• EXERCISE BRIEF:
Extract the data exactly, missing nothing.

• Part of a data file:

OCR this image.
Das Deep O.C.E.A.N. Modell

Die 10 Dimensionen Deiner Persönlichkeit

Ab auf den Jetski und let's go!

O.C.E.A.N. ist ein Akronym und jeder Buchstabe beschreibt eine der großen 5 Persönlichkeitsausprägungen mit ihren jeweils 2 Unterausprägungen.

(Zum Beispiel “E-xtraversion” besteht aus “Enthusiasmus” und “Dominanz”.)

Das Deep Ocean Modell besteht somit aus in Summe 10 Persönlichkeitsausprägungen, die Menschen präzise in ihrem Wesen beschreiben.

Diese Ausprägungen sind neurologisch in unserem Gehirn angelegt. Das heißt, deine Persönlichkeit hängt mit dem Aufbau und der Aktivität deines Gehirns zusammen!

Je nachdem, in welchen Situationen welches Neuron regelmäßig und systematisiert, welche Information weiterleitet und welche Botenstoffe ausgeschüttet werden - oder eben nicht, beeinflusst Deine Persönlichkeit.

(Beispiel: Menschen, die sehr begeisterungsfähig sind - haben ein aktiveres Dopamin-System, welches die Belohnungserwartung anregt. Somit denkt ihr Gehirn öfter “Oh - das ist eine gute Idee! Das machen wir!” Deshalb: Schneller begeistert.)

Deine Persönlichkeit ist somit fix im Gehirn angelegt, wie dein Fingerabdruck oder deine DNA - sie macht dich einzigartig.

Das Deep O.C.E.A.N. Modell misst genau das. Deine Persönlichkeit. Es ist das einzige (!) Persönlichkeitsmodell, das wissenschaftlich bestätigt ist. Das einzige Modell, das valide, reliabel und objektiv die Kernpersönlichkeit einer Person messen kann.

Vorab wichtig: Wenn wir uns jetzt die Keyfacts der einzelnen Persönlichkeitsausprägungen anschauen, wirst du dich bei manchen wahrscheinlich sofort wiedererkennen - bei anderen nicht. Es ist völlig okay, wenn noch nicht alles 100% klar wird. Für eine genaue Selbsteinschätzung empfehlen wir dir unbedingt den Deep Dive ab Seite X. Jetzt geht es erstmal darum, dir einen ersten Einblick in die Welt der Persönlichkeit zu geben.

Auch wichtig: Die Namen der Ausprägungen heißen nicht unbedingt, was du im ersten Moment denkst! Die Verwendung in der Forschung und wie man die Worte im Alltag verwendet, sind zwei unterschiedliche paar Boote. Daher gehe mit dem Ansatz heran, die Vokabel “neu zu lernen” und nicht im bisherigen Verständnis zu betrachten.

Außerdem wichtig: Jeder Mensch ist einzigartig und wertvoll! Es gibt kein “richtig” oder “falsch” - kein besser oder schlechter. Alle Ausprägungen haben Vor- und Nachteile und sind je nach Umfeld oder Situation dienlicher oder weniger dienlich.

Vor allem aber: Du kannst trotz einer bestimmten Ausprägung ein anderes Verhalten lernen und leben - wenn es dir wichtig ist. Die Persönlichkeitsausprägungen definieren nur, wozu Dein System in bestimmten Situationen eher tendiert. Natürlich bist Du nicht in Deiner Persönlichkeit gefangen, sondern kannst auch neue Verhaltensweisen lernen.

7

• COMPLETE OUTPUT:
OCR this image.
Das Deep O.C.E.A.N. Modell

Die 10 Dimensionen Deiner Persönlichkeit

Ab auf den Jetski und let's go!

O.C.E.A.N. ist ein Akronym und jeder Buchstabe beschreibt eine der großen 5 Persönlichkeitsausprägungen mit ihren jeweils 2 Unterausprägungen.

(Zum Beispiel “E-xtraversion” besteht aus “Enthusiasmus” und “Dominanz”.)

Das Deep Ocean Modell besteht somit aus in Summe 10 Persönlichkeitsausprägungen, die Menschen präzise in ihrem Wesen beschreiben.

Diese Ausprägungen sind neurologisch in unserem Gehirn angelegt. Das heißt, deine Persönlichkeit hängt mit dem Aufbau und der Aktivität deines Gehirns zusammen!

Je nachdem, in welchen Situationen welches Neuron regelmäßig und systematisiert, welche Information weiterleitet und welche Botenstoffe ausgeschüttet werden - oder eben nicht, beeinflusst Deine Persönlichkeit.

(Beispiel: Menschen, die sehr begeisterungsfähig sind - haben ein aktiveres Dopamin-System, welches die Belohnungserwartung anregt. Somit denkt ihr Gehirn öfter “Oh - das ist eine gute Idee! Das machen wir!” Deshalb: Schneller begeistert.)

Deine Persönlichkeit ist somit fix im Gehirn angelegt, wie dein Fingerabdruck oder deine DNA - sie macht dich einzigartig.

Das Deep O.C.E.A.N. Modell misst genau das. Deine Persönlichkeit. Es ist das einzige (!) Persönlichkeitsmodell, das wissenschaftlich bestätigt ist. Das einzige Modell, das valide, reliabel und objektiv die Kernpersönlichkeit einer Person messen kann.

Vorab wichtig: Wenn wir uns jetzt die Keyfacts der einzelnen Persönlichkeitsausprägungen anschauen, wirst du dich bei manchen wahrscheinlich sofort wiedererkennen - bei anderen nicht. Es ist völlig okay, wenn noch nicht alles 100% klar wird. Für eine genaue Selbsteinschätzung empfehlen wir dir unbedingt den Deep Dive ab Seite X. Jetzt geht es erstmal darum, dir einen ersten Einblick in die Welt der Persönlichkeit zu geben.

Auch wichtig: Die Namen der Ausprägungen heißen nicht unbedingt, was du im ersten Moment denkst! Die Verwendung in der Forschung und wie man die Worte im Alltag verwendet, sind zwei unterschiedliche paar Boote. Daher gehe mit dem Ansatz heran, die Vokabel “neu zu lernen” und nicht im bisherigen Verständnis zu betrachten.

Außerdem wichtig: Jeder Mensch ist einzigartig und wertvoll! Es gibt kein “richtig” oder “falsch” - kein besser oder schlechter. Alle Ausprägungen haben Vor- und Nachteile und sind je nach Umfeld oder Situation dienlicher oder weniger dienlich.

Vor allem aber: Du kannst trotz einer bestimmten Ausprägung ein anderes Verhalten lernen und leben - wenn es dir wichtig ist. Die Persönlichkeitsausprägungen definieren nur, wozu Dein System in bestimmten Situationen eher tendiert. Natürlich bist Du nicht in Deiner Persönlichkeit gefangen, sondern kannst auch neue Verhaltensweisen lernen.

7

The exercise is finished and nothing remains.